Task prompt | Could you copy exactly the lines from the one containing "Output the text content of this document." through the last line of the records below, leaving out any pictures?

Stored data |
•••
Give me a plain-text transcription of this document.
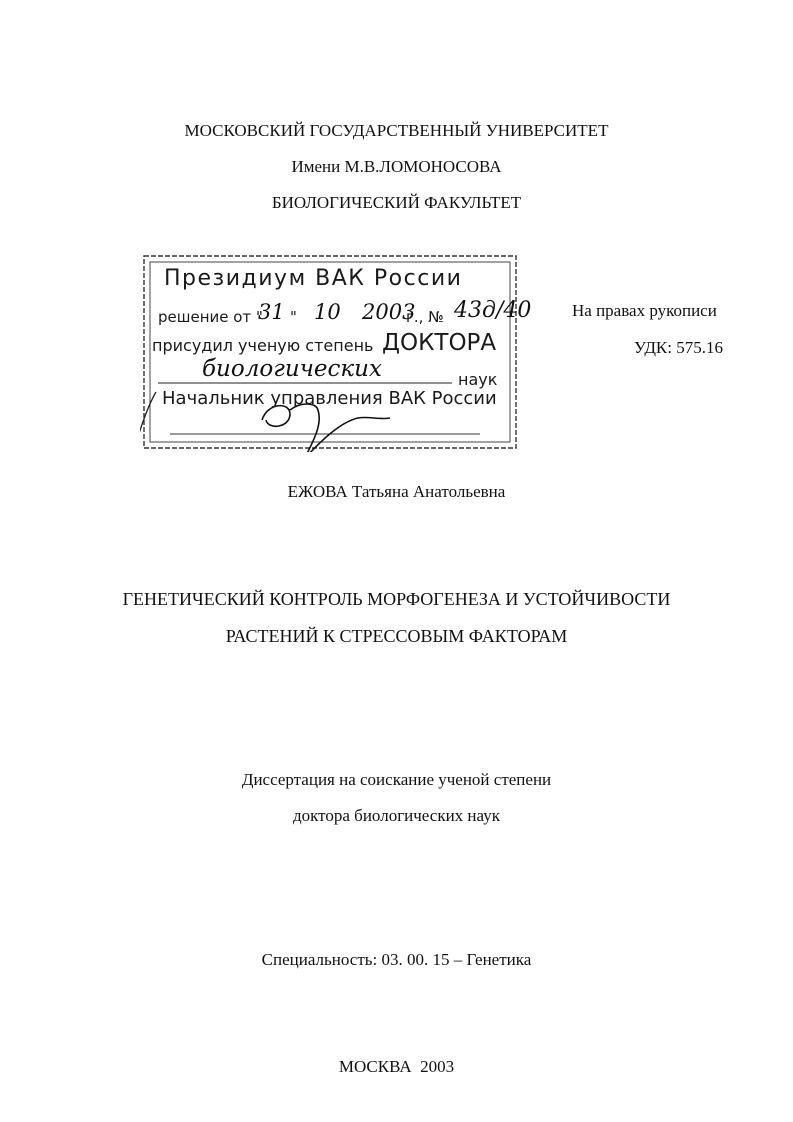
МОСКОВСКИЙ ГОСУДАРСТВЕННЫЙ УНИВЕРСИТЕТ
Имени М.В.ЛОМОНОСОВА
БИОЛОГИЧЕСКИЙ ФАКУЛЬТЕТ
Президиум ВАК России
решение от "
31 " 10 2003
г., № 43д/40
присудил ученую степень ДОКТОРА
биологических	наук
Начальник управления ВАК России
На правах рукописи
УДК: 575.16
ЕЖОВА Татьяна Анатольевна
ГЕНЕТИЧЕСКИЙ КОНТРОЛЬ МОРФОГЕНЕЗА И УСТОЙЧИВОСТИ
РАСТЕНИЙ К СТРЕССОВЫМ ФАКТОРАМ
Диссертация на соискание ученой степени
доктора биологических наук
Специальность: 03. 00. 15 – Генетика
МОСКВА  2003
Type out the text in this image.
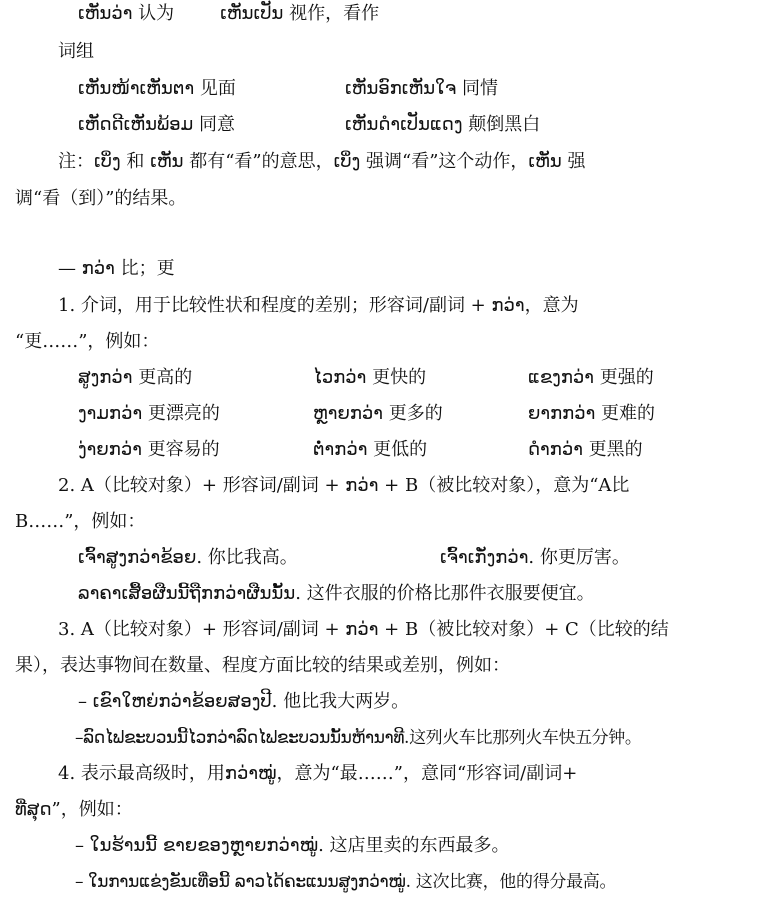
ເຫັນວ່າ 认为	ເຫັນເປັນ 视作，看作
词组
ເຫັນໜ້າເຫັນຕາ 见面	ເຫັນອົກເຫັນໃຈ 同情
ເຫັດດີເຫັນພ້ອມ 同意	ເຫັນດຳເປັນແດງ 颠倒黑白
注：ເບິ່ງ 和 ເຫັນ 都有“看”的意思，ເບິ່ງ 强调“看”这个动作，ເຫັນ 强
调“看（到）”的结果。
— ກວ່າ 比；更
1. 介词，用于比较性状和程度的差别；形容词/副词 + ກວ່າ，意为
“更……”，例如：
ສູງກວ່າ 更高的	ໄວກວ່າ 更快的	ແຂງກວ່າ 更强的
ງາມກວ່າ 更漂亮的	ຫຼາຍກວ່າ 更多的	ຍາກກວ່າ 更难的
ງ່າຍກວ່າ 更容易的	ຕ່ຳກວ່າ 更低的	ດຳກວ່າ 更黑的
2. A（比较对象）+ 形容词/副词 + ກວ່າ + B（被比较对象），意为“A比
B……”，例如：
ເຈົ້າສູງກວ່າຂ້ອຍ. 你比我高。	ເຈົ້າເກັ່ງກວ່າ. 你更厉害。
ລາຄາເສື້ອຜືນນີ້ຖືກກວ່າຜືນນັ້ນ. 这件衣服的价格比那件衣服要便宜。
3. A（比较对象）+ 形容词/副词 + ກວ່າ + B（被比较对象）+ C（比较的结
果），表达事物间在数量、程度方面比较的结果或差别，例如：
– ເຂົາໃຫຍ່ກວ່າຂ້ອຍສອງປີ. 他比我大两岁。
–ລົດໄຟຂະບວນນີ້ໄວກວ່າລົດໄຟຂະບວນນັ້ນຫ້ານາທີ.这列火车比那列火车快五分钟。
4. 表示最高级时，用ກວ່າໝູ່，意为“最……”，意同“形容词/副词+
ທີ່ສຸດ”，例如：
– ໃນຮ້ານນີ້ ຂາຍຂອງຫຼາຍກວ່າໝູ່. 这店里卖的东西最多。
– ໃນການແຂ່ງຂັນເທື່ອນີ້ ລາວໄດ້ຄະແນນສູງກວ່າໝູ່. 这次比赛，他的得分最高。
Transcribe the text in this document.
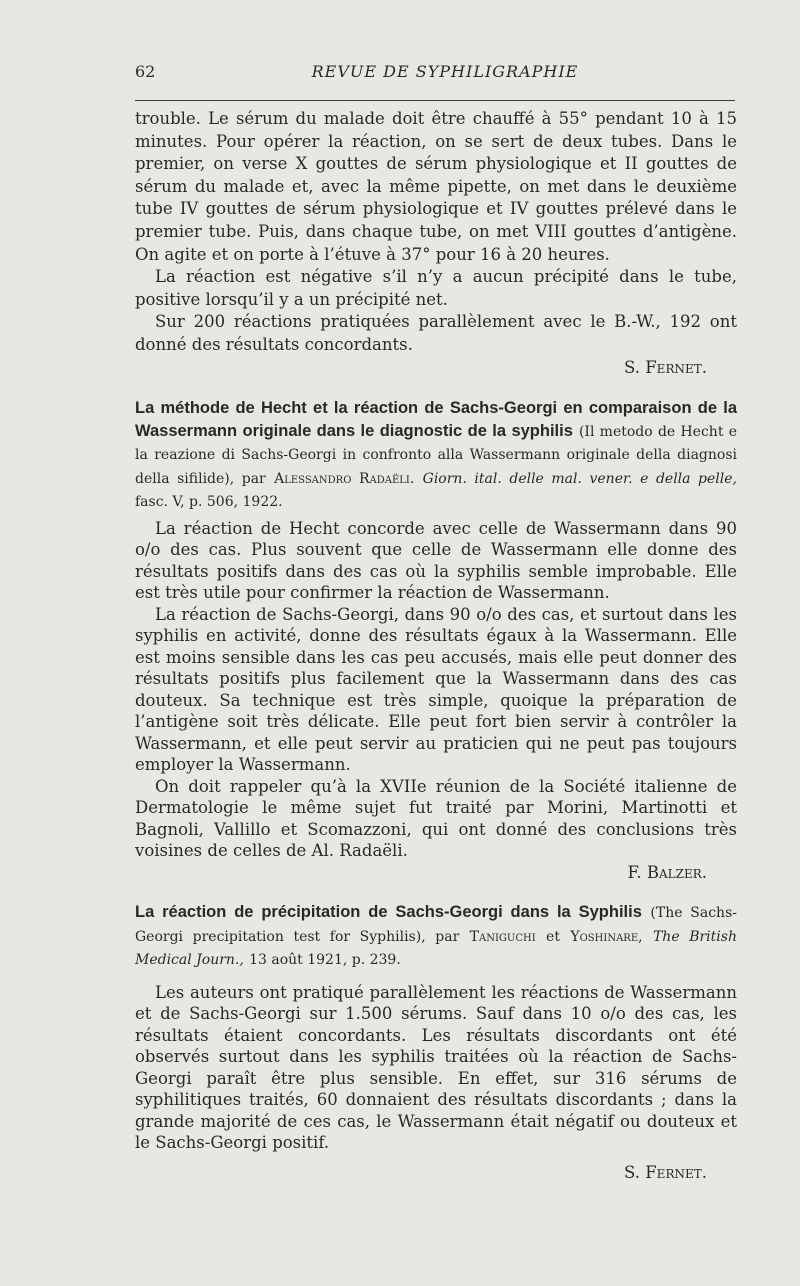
62	REVUE DE SYPHILIGRAPHIE

trouble. Le sérum du malade doit être chauffé à 55° pendant 10 à 15 minutes. Pour opérer la réaction, on se sert de deux tubes. Dans le premier, on verse X gouttes de sérum physiologique et II gouttes de sérum du malade et, avec la même pipette, on met dans le deuxième tube IV gouttes de sérum physiologique et IV gouttes prélevé dans le premier tube. Puis, dans chaque tube, on met VIII gouttes d’antigène. On agite et on porte à l’étuve à 37° pour 16 à 20 heures.

La réaction est négative s’il n’y a aucun précipité dans le tube, positive lorsqu’il y a un précipité net.

Sur 200 réactions pratiquées parallèlement avec le B.-W., 192 ont donné des résultats concordants.

S. Fernet.

La méthode de Hecht et la réaction de Sachs-Georgi en comparaison de la Wassermann originale dans le diagnostic de la syphilis (Il metodo de Hecht e la reazione di Sachs-Georgi in confronto alla Wassermann originale della diagnosi della sifilide), par Alessandro Radaëli. Giorn. ital. delle mal. vener. e della pelle, fasc. V, p. 506, 1922.

La réaction de Hecht concorde avec celle de Wassermann dans 90 o/o des cas. Plus souvent que celle de Wassermann elle donne des résultats positifs dans des cas où la syphilis semble improbable. Elle est très utile pour confirmer la réaction de Wassermann.

La réaction de Sachs-Georgi, dans 90 o/o des cas, et surtout dans les syphilis en activité, donne des résultats égaux à la Wassermann. Elle est moins sensible dans les cas peu accusés, mais elle peut donner des résultats positifs plus facilement que la Wassermann dans des cas douteux. Sa technique est très simple, quoique la préparation de l’antigène soit très délicate. Elle peut fort bien servir à contrôler la Wassermann, et elle peut servir au praticien qui ne peut pas toujours employer la Wassermann.

On doit rappeler qu’à la XVIIe réunion de la Société italienne de Dermatologie le même sujet fut traité par Morini, Martinotti et Bagnoli, Vallillo et Scomazzoni, qui ont donné des conclusions très voisines de celles de Al. Radaëli.

F. Balzer.

La réaction de précipitation de Sachs-Georgi dans la Syphilis (The Sachs-Georgi precipitation test for Syphilis), par Taniguchi et Yoshinare, The British Medical Journ., 13 août 1921, p. 239.

Les auteurs ont pratiqué parallèlement les réactions de Wassermann et de Sachs-Georgi sur 1.500 sérums. Sauf dans 10 o/o des cas, les résultats étaient concordants. Les résultats discordants ont été observés surtout dans les syphilis traitées où la réaction de Sachs-Georgi paraît être plus sensible. En effet, sur 316 sérums de syphilitiques traités, 60 donnaient des résultats discordants ; dans la grande majorité de ces cas, le Wassermann était négatif ou douteux et le Sachs-Georgi positif.

S. Fernet.
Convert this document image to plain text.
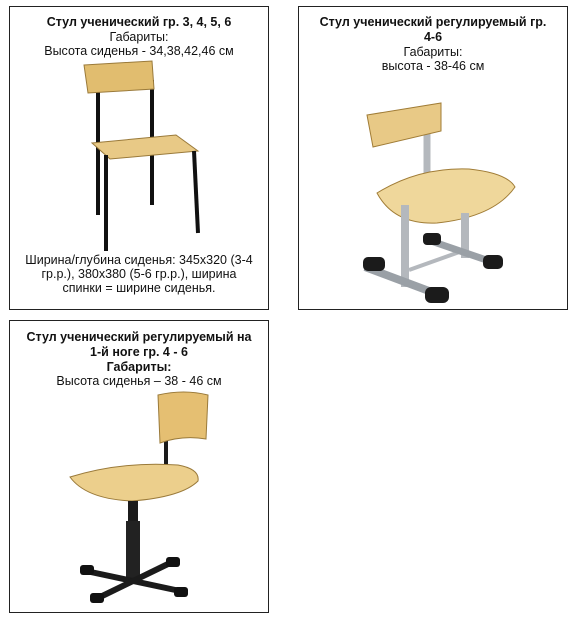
Стул ученический гр. 3, 4, 5, 6
Габариты:
Высота сиденья - 34,38,42,46 см
Ширина/глубина сиденья: 345x320 (3-4
гр.р.), 380x380 (5-6 гр.р.), ширина
спинки = ширине сиденья.
Стул ученический регулируемый гр.
4-6
Габариты:
высота - 38-46 см
Стул ученический регулируемый на
1-й ноге гр. 4 - 6
Габариты:
Высота сиденья – 38 - 46 см
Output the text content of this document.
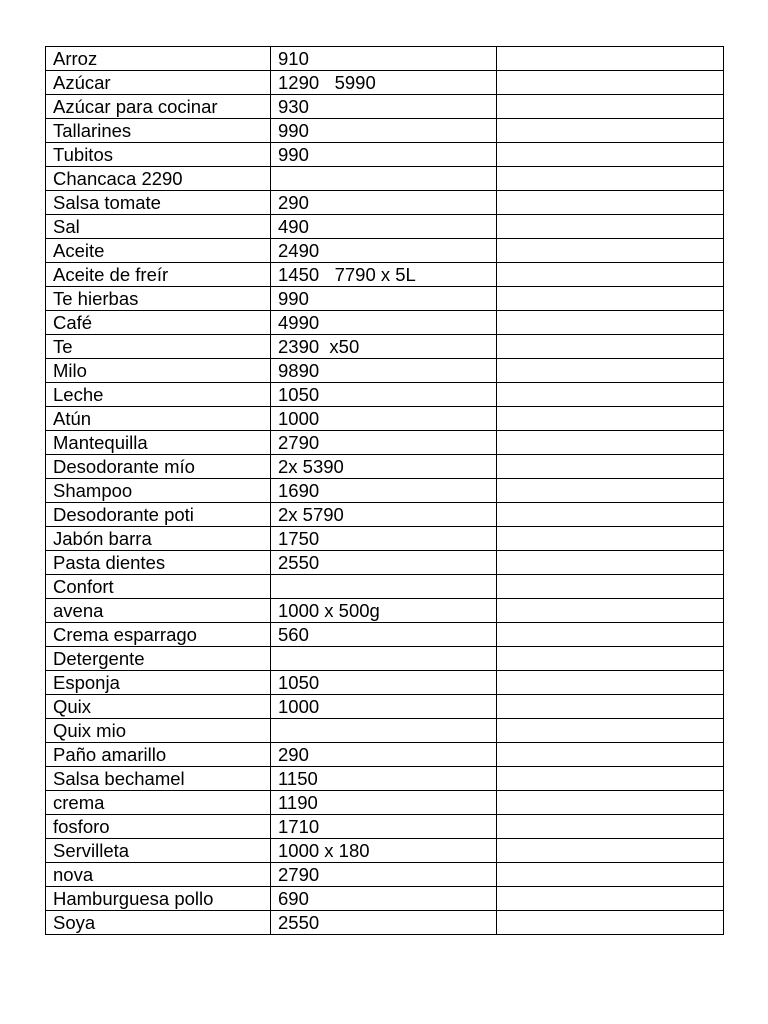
Arroz	910	
Azúcar	1290   5990	
Azúcar para cocinar	930	
Tallarines	990	
Tubitos	990	
Chancaca 2290		
Salsa tomate	290	
Sal	490	
Aceite	2490	
Aceite de freír	1450   7790 x 5L	
Te hierbas	990	
Café	4990	
Te	2390  x50	
Milo	9890	
Leche	1050	
Atún	1000	
Mantequilla	2790	
Desodorante mío	2x 5390	
Shampoo	1690	
Desodorante poti	2x 5790	
Jabón barra	1750	
Pasta dientes	2550	
Confort		
avena	1000 x 500g	
Crema esparrago	560	
Detergente		
Esponja	1050	
Quix	1000	
Quix mio		
Paño amarillo	290	
Salsa bechamel	1150	
crema	1190	
fosforo	1710	
Servilleta	1000 x 180	
nova	2790	
Hamburguesa pollo	690	
Soya	2550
•••
Written response |
Output the text content of this document.
Arroz	910	
Azúcar	1290   5990	
Azúcar para cocinar	930	
Tallarines	990	
Tubitos	990	
Chancaca 2290		
Salsa tomate	290	
Sal	490	
Aceite	2490	
Aceite de freír	1450   7790 x 5L	
Te hierbas	990	
Café	4990	
Te	2390  x50	
Milo	9890	
Leche	1050	
Atún	1000	
Mantequilla	2790	
Desodorante mío	2x 5390	
Shampoo	1690	
Desodorante poti	2x 5790	
Jabón barra	1750	
Pasta dientes	2550	
Confort		
avena	1000 x 500g	
Crema esparrago	560	
Detergente		
Esponja	1050	
Quix	1000	
Quix mio		
Paño amarillo	290	
Salsa bechamel	1150	
crema	1190	
fosforo	1710	
Servilleta	1000 x 180	
nova	2790	
Hamburguesa pollo	690	
Soya	2550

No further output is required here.